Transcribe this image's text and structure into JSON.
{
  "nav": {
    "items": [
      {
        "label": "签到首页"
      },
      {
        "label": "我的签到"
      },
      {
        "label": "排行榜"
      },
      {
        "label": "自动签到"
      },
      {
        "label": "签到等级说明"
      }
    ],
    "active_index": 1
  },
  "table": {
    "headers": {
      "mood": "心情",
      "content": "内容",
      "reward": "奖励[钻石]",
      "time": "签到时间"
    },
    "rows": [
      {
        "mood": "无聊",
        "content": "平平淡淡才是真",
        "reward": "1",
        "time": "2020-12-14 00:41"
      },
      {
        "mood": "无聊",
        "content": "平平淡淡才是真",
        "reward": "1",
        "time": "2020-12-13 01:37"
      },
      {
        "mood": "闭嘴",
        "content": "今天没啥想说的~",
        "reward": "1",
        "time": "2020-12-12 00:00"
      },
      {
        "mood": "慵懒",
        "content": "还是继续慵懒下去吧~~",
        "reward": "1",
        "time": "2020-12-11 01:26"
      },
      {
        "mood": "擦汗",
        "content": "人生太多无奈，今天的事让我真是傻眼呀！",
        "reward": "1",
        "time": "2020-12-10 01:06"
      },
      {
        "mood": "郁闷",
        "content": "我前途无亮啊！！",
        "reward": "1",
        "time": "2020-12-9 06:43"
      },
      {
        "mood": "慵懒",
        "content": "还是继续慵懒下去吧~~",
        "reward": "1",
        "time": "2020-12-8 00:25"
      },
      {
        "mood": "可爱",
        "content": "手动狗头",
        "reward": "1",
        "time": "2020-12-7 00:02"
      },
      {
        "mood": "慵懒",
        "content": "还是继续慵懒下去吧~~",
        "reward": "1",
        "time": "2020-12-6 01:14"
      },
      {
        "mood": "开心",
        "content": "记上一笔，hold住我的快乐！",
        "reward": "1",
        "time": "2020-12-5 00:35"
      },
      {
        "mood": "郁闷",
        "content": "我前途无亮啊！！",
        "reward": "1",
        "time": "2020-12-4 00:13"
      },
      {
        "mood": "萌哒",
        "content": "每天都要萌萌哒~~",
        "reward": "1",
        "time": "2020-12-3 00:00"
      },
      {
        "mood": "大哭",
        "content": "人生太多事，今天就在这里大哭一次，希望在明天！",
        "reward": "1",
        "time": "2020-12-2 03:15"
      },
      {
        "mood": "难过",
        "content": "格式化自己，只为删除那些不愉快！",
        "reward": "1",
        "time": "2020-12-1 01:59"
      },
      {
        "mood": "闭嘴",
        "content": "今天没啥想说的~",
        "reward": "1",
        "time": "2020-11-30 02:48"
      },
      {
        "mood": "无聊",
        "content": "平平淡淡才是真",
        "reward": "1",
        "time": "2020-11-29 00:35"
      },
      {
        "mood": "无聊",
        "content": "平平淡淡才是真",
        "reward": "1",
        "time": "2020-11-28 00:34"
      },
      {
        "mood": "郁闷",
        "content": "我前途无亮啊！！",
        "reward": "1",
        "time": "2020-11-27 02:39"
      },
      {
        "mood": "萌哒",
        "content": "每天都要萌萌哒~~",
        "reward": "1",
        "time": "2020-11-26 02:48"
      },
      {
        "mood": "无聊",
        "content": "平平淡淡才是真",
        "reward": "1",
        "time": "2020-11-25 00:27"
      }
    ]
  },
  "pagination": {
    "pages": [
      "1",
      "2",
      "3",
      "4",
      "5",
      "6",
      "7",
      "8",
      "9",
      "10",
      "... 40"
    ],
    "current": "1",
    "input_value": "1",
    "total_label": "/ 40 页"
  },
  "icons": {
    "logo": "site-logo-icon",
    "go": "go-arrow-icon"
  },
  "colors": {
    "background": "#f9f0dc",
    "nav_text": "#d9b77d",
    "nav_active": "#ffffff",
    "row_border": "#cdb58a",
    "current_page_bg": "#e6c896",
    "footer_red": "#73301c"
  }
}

= = = = = = =

What the task asks: Set all of the entries down again, exactly as they were given.

Exercise output:
Transcribe this image's text and structure into JSON.
{
  "nav": {
    "items": [
      {
        "label": "签到首页"
      },
      {
        "label": "我的签到"
      },
      {
        "label": "排行榜"
      },
      {
        "label": "自动签到"
      },
      {
        "label": "签到等级说明"
      }
    ],
    "active_index": 1
  },
  "table": {
    "headers": {
      "mood": "心情",
      "content": "内容",
      "reward": "奖励[钻石]",
      "time": "签到时间"
    },
    "rows": [
      {
        "mood": "无聊",
        "content": "平平淡淡才是真",
        "reward": "1",
        "time": "2020-12-14 00:41"
      },
      {
        "mood": "无聊",
        "content": "平平淡淡才是真",
        "reward": "1",
        "time": "2020-12-13 01:37"
      },
      {
        "mood": "闭嘴",
        "content": "今天没啥想说的~",
        "reward": "1",
        "time": "2020-12-12 00:00"
      },
      {
        "mood": "慵懒",
        "content": "还是继续慵懒下去吧~~",
        "reward": "1",
        "time": "2020-12-11 01:26"
      },
      {
        "mood": "擦汗",
        "content": "人生太多无奈，今天的事让我真是傻眼呀！",
        "reward": "1",
        "time": "2020-12-10 01:06"
      },
      {
        "mood": "郁闷",
        "content": "我前途无亮啊！！",
        "reward": "1",
        "time": "2020-12-9 06:43"
      },
      {
        "mood": "慵懒",
        "content": "还是继续慵懒下去吧~~",
        "reward": "1",
        "time": "2020-12-8 00:25"
      },
      {
        "mood": "可爱",
        "content": "手动狗头",
        "reward": "1",
        "time": "2020-12-7 00:02"
      },
      {
        "mood": "慵懒",
        "content": "还是继续慵懒下去吧~~",
        "reward": "1",
        "time": "2020-12-6 01:14"
      },
      {
        "mood": "开心",
        "content": "记上一笔，hold住我的快乐！",
        "reward": "1",
        "time": "2020-12-5 00:35"
      },
      {
        "mood": "郁闷",
        "content": "我前途无亮啊！！",
        "reward": "1",
        "time": "2020-12-4 00:13"
      },
      {
        "mood": "萌哒",
        "content": "每天都要萌萌哒~~",
        "reward": "1",
        "time": "2020-12-3 00:00"
      },
      {
        "mood": "大哭",
        "content": "人生太多事，今天就在这里大哭一次，希望在明天！",
        "reward": "1",
        "time": "2020-12-2 03:15"
      },
      {
        "mood": "难过",
        "content": "格式化自己，只为删除那些不愉快！",
        "reward": "1",
        "time": "2020-12-1 01:59"
      },
      {
        "mood": "闭嘴",
        "content": "今天没啥想说的~",
        "reward": "1",
        "time": "2020-11-30 02:48"
      },
      {
        "mood": "无聊",
        "content": "平平淡淡才是真",
        "reward": "1",
        "time": "2020-11-29 00:35"
      },
      {
        "mood": "无聊",
        "content": "平平淡淡才是真",
        "reward": "1",
        "time": "2020-11-28 00:34"
      },
      {
        "mood": "郁闷",
        "content": "我前途无亮啊！！",
        "reward": "1",
        "time": "2020-11-27 02:39"
      },
      {
        "mood": "萌哒",
        "content": "每天都要萌萌哒~~",
        "reward": "1",
        "time": "2020-11-26 02:48"
      },
      {
        "mood": "无聊",
        "content": "平平淡淡才是真",
        "reward": "1",
        "time": "2020-11-25 00:27"
      }
    ]
  },
  "pagination": {
    "pages": [
      "1",
      "2",
      "3",
      "4",
      "5",
      "6",
      "7",
      "8",
      "9",
      "10",
      "... 40"
    ],
    "current": "1",
    "input_value": "1",
    "total_label": "/ 40 页"
  },
  "icons": {
    "logo": "site-logo-icon",
    "go": "go-arrow-icon"
  },
  "colors": {
    "background": "#f9f0dc",
    "nav_text": "#d9b77d",
    "nav_active": "#ffffff",
    "row_border": "#cdb58a",
    "current_page_bg": "#e6c896",
    "footer_red": "#73301c"
  }
}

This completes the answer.